▶ [What you need to do]:
(1) From the essay excerpt on insomnia, list each stretch of Proust's book that the writer describes reading, along with what happened during that stretch.
(2) According to the essay excerpt on insomnia, what time did the bedside clock show?
(3) Extract the passage from the essay excerpt on insomnia starting with "Wherein a sweptback" and going on through "thousands of pages.".

━━━━━ Exercise text

Wherein a sweptback bolt becomes an insomniac’s grand pursuit. [by Rusty Ward]

JUDGING BY THE NUMBER OF COMMERCIALS promoting sleep aids (my favorite features a piano-size moth guiding a perfectly coiffed woman to an immaculately turned-out bed), insomnia is a thing to be fought. I can’t understand why, because history is awash with famous insomniacs who benefitted from their sleeplessness. At the head of this list stands Marcel Proust, whose insomnia enabled him to enshrine such childhood trivialities as a goodnight kiss from his mother and a bit of petite madeleine dipped in tea in a literary masterpiece spanning thousands of pages.

Remembrance of Things Past, or as currently translated, In Search of Lost Time, is not for the faint-hearted. I began reading it as a young man and greedily sucked in the first 500 pages, began to lose traction in the next 500, and spun out completely in the second 1,000. I still return to it occasionally, knowing in the same way that I know I’ll never see all of the Rocky Mountains that I’ll never finish Proust’s 1.3-million-word masterpiece. What I gained in my time with Proust was a conviction that my own nocturnal adventures were gifts that revived past pleasures and sometimes illuminated future ones. Case in point: Lying awake one night in softly filtered moonlight beneath the ceiling fan’s gentle whir, I glanced at the bedside clock to see how much of the night remained to be enjoyed. Glowing numerals said 2:43, and off I went.

━━━━━━━━━━
━━━━━ Dataset

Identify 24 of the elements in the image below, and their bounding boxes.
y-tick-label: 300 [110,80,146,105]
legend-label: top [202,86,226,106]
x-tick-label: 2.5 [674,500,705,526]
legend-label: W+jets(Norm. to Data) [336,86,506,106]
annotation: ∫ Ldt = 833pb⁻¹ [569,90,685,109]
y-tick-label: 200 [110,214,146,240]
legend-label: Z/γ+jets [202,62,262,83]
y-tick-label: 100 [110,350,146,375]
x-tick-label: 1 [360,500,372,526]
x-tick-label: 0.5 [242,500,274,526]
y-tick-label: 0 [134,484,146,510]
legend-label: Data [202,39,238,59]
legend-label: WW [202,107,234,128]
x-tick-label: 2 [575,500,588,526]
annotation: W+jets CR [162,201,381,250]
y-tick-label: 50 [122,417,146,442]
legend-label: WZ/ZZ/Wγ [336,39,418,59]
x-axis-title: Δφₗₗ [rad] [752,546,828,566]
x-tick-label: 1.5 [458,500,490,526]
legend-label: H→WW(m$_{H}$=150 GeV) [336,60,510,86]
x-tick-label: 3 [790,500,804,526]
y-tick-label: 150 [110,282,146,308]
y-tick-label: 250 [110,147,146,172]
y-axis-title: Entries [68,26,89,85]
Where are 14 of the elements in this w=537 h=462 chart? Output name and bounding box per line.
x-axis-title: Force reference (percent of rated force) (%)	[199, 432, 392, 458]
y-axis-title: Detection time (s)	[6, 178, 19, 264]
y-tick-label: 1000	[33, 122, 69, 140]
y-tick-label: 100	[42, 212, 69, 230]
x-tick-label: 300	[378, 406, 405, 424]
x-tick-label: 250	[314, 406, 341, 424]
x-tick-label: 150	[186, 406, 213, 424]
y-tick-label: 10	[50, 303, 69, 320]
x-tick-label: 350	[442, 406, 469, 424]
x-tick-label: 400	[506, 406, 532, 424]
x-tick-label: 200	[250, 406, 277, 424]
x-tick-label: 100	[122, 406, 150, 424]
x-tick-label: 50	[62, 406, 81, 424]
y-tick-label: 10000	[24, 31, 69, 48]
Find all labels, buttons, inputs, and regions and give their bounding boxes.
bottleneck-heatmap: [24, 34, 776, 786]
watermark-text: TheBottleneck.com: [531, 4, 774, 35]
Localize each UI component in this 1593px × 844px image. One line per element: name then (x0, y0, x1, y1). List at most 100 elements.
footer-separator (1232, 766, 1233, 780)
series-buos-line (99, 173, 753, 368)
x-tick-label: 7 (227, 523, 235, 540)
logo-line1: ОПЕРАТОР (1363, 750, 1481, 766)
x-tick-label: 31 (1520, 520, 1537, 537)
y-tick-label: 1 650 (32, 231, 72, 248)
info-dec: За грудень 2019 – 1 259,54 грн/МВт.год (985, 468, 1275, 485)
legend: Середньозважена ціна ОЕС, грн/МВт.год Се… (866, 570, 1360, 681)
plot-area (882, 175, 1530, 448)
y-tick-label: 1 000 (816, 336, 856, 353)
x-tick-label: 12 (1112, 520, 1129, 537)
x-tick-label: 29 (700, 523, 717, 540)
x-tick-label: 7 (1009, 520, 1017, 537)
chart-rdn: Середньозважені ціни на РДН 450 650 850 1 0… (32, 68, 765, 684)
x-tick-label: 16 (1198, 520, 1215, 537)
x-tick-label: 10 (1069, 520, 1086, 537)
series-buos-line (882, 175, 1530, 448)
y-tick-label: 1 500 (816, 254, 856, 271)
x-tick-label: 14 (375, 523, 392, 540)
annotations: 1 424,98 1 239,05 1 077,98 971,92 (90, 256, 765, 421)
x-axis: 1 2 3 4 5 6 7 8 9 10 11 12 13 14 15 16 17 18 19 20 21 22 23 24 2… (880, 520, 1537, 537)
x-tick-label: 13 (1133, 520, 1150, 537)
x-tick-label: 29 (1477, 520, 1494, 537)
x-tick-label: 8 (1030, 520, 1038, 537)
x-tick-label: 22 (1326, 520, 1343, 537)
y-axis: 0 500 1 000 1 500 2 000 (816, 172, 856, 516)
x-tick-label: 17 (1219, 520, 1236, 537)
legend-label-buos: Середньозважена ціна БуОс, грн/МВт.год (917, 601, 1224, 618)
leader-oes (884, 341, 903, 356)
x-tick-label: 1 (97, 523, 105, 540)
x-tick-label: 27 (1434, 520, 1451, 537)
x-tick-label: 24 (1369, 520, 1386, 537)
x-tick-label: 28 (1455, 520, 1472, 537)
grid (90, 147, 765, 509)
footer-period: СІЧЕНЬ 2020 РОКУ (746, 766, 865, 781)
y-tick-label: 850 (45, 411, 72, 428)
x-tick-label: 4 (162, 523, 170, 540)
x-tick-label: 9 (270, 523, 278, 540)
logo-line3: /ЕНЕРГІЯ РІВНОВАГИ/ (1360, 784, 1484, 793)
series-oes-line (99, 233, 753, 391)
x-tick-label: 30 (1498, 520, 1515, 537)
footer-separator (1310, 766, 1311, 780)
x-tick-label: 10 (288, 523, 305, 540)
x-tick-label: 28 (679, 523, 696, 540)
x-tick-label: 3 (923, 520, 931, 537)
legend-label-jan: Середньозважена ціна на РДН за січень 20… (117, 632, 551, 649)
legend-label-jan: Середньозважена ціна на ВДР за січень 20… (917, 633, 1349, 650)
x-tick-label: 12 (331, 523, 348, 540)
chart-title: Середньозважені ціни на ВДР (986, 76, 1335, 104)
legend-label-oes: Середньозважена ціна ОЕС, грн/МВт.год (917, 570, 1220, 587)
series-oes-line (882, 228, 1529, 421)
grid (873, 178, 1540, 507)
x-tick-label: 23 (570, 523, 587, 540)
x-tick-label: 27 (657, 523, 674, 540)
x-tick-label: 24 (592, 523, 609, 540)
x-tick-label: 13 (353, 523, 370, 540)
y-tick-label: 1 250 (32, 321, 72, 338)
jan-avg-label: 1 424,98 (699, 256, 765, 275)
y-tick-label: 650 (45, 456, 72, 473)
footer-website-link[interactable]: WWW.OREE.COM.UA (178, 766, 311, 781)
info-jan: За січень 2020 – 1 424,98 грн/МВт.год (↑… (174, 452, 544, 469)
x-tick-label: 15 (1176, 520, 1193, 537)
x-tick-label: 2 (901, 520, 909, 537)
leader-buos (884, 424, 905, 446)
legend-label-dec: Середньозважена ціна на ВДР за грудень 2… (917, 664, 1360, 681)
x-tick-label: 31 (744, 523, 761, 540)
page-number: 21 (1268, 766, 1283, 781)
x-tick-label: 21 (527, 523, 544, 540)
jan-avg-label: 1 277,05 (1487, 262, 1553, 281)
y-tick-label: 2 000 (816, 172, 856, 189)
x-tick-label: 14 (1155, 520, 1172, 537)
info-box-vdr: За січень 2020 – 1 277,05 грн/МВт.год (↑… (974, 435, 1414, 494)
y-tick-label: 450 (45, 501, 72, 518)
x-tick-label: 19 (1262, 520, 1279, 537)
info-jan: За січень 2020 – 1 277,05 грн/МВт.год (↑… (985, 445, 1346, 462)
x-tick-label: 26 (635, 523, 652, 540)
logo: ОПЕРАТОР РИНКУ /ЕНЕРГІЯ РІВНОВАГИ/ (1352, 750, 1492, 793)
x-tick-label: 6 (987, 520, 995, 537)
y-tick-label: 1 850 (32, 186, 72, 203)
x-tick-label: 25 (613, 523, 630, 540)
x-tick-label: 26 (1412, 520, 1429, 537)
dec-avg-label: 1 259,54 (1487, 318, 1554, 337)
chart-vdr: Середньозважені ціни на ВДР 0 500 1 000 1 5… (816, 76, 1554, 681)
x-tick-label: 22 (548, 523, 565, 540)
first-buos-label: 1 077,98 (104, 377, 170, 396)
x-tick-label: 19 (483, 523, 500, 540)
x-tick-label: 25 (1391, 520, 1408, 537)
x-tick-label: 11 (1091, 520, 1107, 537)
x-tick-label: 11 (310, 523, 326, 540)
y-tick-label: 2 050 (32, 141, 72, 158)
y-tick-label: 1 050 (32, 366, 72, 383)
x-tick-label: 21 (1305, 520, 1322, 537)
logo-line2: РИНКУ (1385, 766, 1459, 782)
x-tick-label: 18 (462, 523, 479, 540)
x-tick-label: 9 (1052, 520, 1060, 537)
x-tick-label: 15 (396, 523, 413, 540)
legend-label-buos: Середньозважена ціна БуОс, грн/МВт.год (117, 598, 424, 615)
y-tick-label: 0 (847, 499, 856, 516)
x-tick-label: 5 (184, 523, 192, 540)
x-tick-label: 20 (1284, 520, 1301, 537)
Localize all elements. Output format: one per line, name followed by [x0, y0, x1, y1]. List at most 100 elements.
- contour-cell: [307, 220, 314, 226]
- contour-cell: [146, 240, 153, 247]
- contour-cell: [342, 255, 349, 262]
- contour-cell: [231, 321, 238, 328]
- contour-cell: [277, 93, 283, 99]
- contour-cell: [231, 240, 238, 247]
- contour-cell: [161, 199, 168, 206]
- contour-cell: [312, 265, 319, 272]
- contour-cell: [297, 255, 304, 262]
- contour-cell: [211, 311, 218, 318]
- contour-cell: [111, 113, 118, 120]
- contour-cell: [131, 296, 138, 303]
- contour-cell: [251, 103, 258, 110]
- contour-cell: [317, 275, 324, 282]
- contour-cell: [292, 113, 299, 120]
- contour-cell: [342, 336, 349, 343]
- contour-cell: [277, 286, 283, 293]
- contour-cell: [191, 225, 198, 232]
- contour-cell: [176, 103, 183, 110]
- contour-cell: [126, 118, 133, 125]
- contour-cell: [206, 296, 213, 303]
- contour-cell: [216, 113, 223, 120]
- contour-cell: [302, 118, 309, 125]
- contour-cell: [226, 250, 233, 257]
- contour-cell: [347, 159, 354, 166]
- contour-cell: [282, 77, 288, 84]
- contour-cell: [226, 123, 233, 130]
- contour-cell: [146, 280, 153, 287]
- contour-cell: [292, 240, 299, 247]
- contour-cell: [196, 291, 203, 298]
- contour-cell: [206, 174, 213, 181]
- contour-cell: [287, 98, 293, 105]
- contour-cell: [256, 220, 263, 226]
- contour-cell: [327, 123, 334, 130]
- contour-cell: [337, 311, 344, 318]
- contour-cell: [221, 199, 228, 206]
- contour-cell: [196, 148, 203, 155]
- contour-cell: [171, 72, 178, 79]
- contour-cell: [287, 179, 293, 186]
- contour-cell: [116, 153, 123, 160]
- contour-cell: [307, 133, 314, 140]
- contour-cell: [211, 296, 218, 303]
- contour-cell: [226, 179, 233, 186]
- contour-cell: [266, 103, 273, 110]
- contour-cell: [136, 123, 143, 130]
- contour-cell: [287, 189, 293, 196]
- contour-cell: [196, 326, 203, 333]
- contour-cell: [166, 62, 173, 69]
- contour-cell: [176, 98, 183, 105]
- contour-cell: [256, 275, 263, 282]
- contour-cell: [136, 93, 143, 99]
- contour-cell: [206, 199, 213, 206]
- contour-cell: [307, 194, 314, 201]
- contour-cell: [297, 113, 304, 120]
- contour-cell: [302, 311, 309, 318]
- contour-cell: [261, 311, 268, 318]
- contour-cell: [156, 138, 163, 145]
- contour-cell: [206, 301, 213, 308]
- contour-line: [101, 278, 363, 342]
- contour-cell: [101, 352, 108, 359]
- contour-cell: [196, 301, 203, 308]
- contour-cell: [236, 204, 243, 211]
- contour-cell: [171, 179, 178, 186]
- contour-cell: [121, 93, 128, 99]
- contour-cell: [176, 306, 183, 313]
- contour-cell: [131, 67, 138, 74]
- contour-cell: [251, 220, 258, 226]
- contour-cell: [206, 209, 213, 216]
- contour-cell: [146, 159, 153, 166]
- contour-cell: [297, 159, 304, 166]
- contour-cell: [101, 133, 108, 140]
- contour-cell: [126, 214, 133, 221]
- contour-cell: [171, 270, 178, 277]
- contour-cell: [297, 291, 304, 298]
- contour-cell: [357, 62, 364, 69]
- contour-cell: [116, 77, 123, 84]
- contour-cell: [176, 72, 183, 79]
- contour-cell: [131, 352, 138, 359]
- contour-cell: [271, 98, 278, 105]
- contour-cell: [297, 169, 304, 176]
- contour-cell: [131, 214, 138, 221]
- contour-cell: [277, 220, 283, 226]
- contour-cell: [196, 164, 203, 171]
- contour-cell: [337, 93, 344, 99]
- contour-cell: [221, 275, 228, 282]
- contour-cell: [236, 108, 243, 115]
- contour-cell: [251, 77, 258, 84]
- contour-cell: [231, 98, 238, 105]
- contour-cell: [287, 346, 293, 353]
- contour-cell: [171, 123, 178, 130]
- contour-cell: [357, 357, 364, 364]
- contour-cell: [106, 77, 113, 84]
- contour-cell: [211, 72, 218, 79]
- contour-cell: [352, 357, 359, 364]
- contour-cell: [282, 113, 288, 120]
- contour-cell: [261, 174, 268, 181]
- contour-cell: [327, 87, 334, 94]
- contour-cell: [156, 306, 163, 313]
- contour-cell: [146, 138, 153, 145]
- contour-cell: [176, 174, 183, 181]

━━━━━━━━━━

▶ [Problem solutions]:
(1)
- The first 500 pages: greedily sucked in
- The next 500 pages: began to lose traction
- The second 1,000 pages: spun out completely

(2) 2:43

(3)
Wherein a sweptback bolt becomes an insomniac’s grand pursuit. [by Rusty Ward]

JUDGING BY THE NUMBER OF COMMERCIALS promoting sleep aids (my favorite features a piano-size moth guiding a perfectly coiffed woman to an immaculately turned-out bed), insomnia is a thing to be fought. I can’t understand why, because history is awash with famous insomniacs who benefitted from their sleeplessness. At the head of this list stands Marcel Proust, whose insomnia enabled him to enshrine such childhood trivialities as a goodnight kiss from his mother and a bit of petite madeleine dipped in tea in a literary masterpiece spanning thousands of pages.